The exercise asks you to copy every line below in which "waren" appears.

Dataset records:
•••••

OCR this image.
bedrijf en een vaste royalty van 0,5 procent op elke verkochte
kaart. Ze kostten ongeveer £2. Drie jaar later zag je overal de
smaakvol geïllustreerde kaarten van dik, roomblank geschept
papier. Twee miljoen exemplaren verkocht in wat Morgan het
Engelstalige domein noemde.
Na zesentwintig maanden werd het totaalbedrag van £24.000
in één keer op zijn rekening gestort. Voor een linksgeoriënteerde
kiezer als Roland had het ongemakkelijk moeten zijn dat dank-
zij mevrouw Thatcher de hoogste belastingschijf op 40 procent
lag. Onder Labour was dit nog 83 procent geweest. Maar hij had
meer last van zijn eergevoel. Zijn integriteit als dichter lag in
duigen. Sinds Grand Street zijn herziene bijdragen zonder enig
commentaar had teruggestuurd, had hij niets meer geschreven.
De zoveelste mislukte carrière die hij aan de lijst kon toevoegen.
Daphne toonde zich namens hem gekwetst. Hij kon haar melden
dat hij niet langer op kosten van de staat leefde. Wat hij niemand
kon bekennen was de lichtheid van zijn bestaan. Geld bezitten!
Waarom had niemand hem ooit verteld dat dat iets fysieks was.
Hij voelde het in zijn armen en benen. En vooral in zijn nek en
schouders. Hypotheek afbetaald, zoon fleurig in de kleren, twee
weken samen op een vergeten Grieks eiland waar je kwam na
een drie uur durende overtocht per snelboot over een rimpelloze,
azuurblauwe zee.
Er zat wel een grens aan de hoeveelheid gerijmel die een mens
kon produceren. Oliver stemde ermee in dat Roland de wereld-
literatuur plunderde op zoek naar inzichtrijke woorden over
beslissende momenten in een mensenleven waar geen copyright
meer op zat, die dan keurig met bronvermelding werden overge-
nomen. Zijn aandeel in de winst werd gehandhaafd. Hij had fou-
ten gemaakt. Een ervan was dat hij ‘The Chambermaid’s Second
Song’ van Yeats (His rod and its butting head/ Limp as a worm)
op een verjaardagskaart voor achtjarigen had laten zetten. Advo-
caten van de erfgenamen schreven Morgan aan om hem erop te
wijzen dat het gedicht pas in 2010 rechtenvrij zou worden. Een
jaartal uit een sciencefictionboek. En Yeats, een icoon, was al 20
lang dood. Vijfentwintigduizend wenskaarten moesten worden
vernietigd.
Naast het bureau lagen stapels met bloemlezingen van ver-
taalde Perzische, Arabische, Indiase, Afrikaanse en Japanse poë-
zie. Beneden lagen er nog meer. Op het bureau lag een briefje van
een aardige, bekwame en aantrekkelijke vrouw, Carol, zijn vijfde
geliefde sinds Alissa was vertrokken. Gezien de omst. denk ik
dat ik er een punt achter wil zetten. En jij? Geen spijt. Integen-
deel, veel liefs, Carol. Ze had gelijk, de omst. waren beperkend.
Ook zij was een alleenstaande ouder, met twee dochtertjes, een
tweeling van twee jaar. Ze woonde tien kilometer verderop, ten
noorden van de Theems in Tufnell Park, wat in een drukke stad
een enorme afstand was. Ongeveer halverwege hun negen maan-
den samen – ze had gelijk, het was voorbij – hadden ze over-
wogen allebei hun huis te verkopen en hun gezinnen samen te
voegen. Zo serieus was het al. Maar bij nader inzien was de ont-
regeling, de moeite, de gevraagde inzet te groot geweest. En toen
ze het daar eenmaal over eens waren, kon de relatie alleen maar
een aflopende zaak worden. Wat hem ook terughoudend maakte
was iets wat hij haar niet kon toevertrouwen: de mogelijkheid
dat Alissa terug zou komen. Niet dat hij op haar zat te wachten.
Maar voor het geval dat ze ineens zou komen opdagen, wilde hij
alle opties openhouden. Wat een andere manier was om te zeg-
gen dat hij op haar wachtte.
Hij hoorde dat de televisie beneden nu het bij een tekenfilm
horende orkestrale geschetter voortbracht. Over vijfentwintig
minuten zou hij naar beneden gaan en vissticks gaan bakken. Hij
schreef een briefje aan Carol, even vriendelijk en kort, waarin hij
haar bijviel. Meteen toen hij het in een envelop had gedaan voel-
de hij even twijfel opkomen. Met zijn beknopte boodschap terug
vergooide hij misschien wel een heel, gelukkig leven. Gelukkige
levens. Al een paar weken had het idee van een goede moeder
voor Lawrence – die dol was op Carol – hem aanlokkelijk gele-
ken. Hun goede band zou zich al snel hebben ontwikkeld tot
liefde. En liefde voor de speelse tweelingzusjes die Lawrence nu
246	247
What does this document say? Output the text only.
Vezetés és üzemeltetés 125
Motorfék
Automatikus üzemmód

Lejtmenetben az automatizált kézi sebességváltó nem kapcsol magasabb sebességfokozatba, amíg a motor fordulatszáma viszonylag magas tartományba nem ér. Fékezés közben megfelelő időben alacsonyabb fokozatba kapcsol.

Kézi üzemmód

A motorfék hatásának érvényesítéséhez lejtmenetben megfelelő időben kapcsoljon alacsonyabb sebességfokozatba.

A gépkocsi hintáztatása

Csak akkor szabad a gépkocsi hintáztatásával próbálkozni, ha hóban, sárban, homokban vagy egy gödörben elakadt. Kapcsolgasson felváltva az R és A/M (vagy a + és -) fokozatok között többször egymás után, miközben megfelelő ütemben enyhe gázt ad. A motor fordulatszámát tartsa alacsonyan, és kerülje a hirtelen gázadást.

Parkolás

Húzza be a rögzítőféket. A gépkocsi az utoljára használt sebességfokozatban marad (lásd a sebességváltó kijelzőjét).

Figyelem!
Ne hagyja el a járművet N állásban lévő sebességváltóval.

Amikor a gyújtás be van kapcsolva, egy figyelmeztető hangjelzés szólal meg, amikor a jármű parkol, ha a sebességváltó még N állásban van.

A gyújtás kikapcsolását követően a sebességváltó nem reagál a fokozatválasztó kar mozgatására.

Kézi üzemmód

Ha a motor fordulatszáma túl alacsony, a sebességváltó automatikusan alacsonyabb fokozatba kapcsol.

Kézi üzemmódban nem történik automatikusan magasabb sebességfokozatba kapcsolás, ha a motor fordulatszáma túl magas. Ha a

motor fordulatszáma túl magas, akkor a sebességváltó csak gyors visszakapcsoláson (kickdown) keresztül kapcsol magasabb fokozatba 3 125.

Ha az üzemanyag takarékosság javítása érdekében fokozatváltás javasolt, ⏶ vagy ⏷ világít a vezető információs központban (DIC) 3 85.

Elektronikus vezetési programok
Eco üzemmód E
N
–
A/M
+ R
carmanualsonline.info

•••••

Written response:
deel, veel liefs, Carol. Ze had gelijk, de omst. waren beperkend.
ze het daar eenmaal over eens waren, kon de relatie alleen maar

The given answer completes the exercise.